- Task prompt:
Copy, from the entries below, each line where the word "我的节气故事" can be found.

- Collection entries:
────
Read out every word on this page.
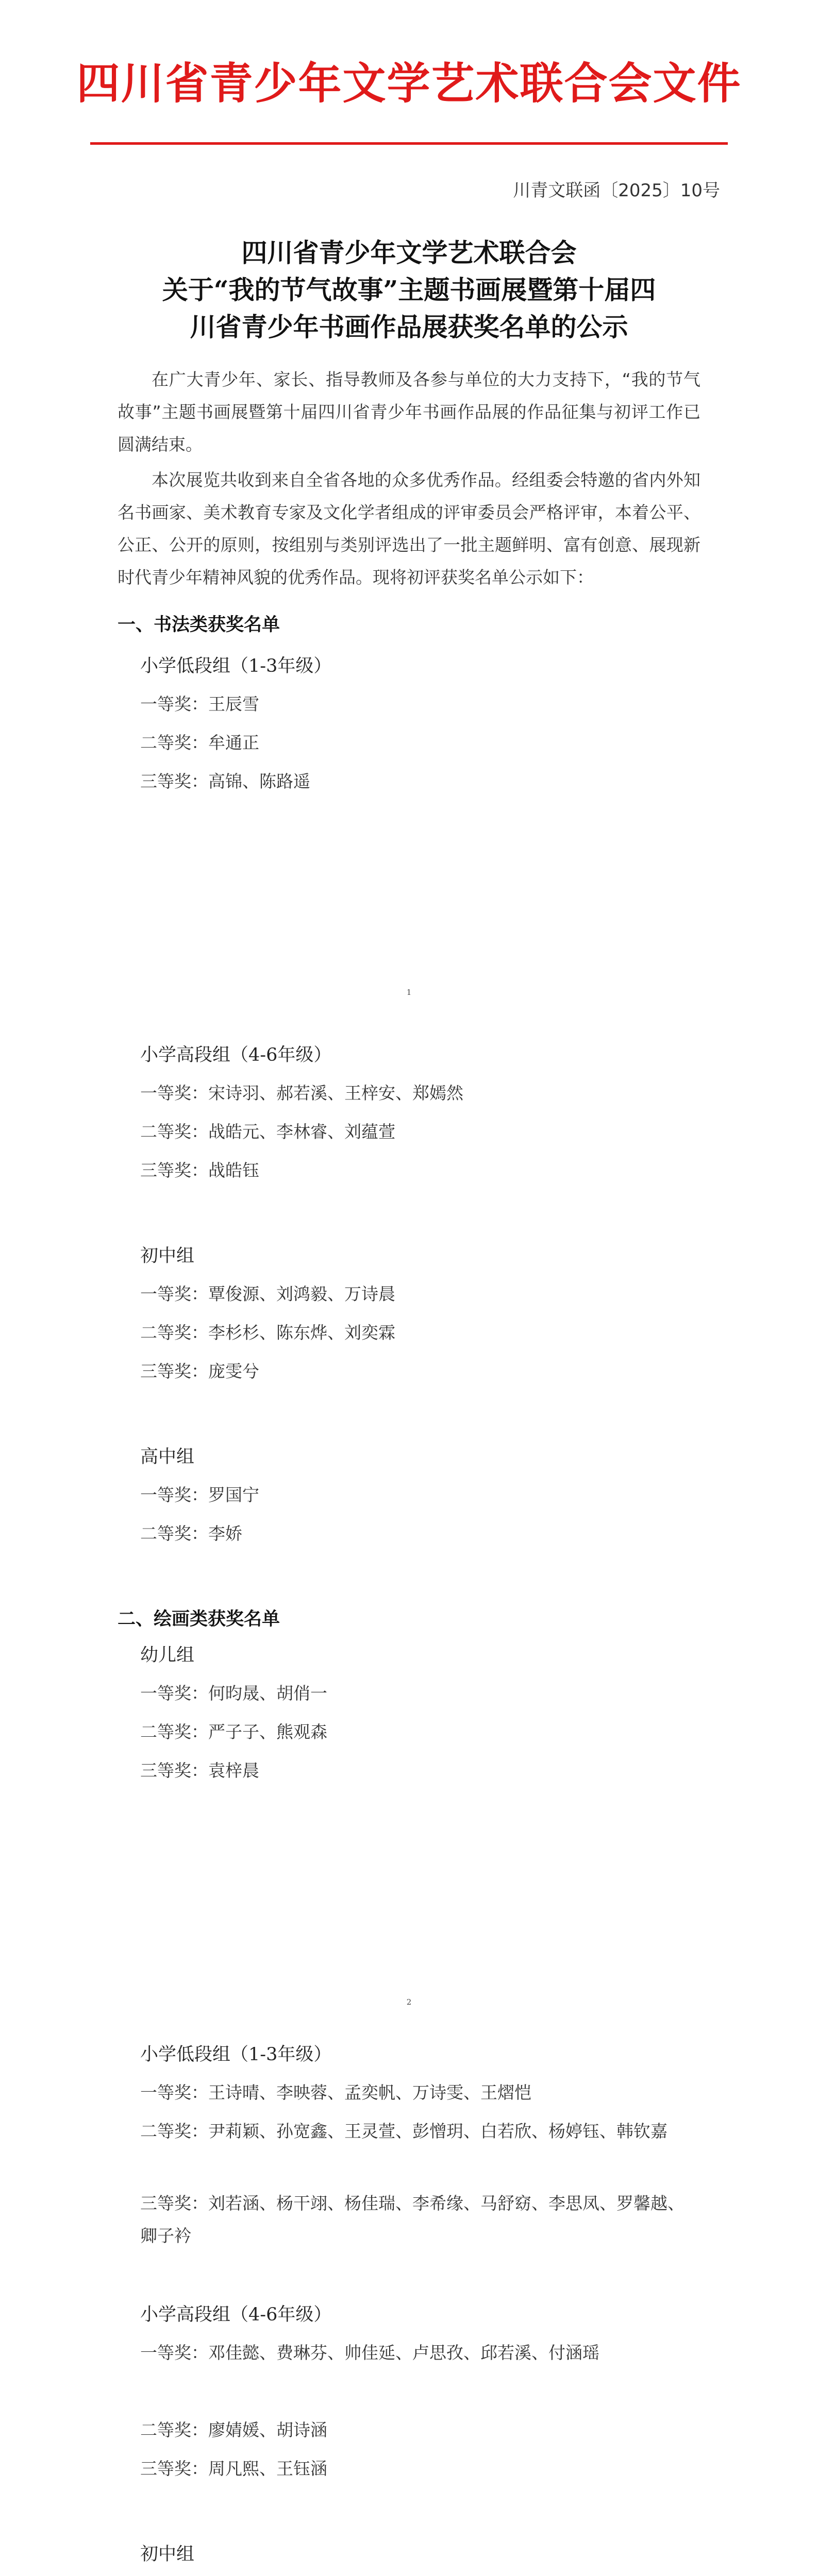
四川省青少年文学艺术联合会文件
川青文联函〔2025〕10号
四川省青少年文学艺术联合会
关于“我的节气故事”主题书画展暨第十届四
川省青少年书画作品展获奖名单的公示
在广大青少年、家长、指导教师及各参与单位的大力支持下，“我的节气故事”主题书画展暨第十届四川省青少年书画作品展的作品征集与初评工作已圆满结束。
本次展览共收到来自全省各地的众多优秀作品。经组委会特邀的省内外知名书画家、美术教育专家及文化学者组成的评审委员会严格评审，本着公平、公正、公开的原则，按组别与类别评选出了一批主题鲜明、富有创意、展现新时代青少年精神风貌的优秀作品。现将初评获奖名单公示如下：
一、书法类获奖名单
小学低段组（1-3年级）
一等奖：王辰雪
二等奖：牟通正
三等奖：高锦、陈路遥
1
小学高段组（4-6年级）
一等奖：宋诗羽、郝若溪、王梓安、郑嫣然
二等奖：战皓元、李林睿、刘蕴萱
三等奖：战皓钰
初中组
一等奖：覃俊源、刘鸿毅、万诗晨
二等奖：李杉杉、陈东烨、刘奕霖
三等奖：庞雯兮
高中组
一等奖：罗国宁
二等奖：李娇
二、绘画类获奖名单
幼儿组
一等奖：何昀晟、胡俏一
二等奖：严子子、熊观森
三等奖：袁梓晨
2
小学低段组（1-3年级）
一等奖：王诗晴、李映蓉、孟奕帆、万诗雯、王熠恺
二等奖：尹莉颖、孙宽鑫、王灵萱、彭憎玥、白若欣、杨婷钰、韩钦嘉
三等奖：刘若涵、杨干翊、杨佳瑞、李希缘、马舒窈、李思凤、罗馨越、卿子衿
小学高段组（4-6年级）
一等奖：邓佳懿、费琳芬、帅佳延、卢思孜、邱若溪、付涵瑶
二等奖：廖婧媛、胡诗涵
三等奖：周凡熙、王钰涵
初中组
────
- Expected answer:
关于“我的节气故事”主题书画展暨第十届四
在广大青少年、家长、指导教师及各参与单位的大力支持下，“我的节气故事”主题书画展暨第十届四川省青少年书画作品展的作品征集与初评工作已圆满结束。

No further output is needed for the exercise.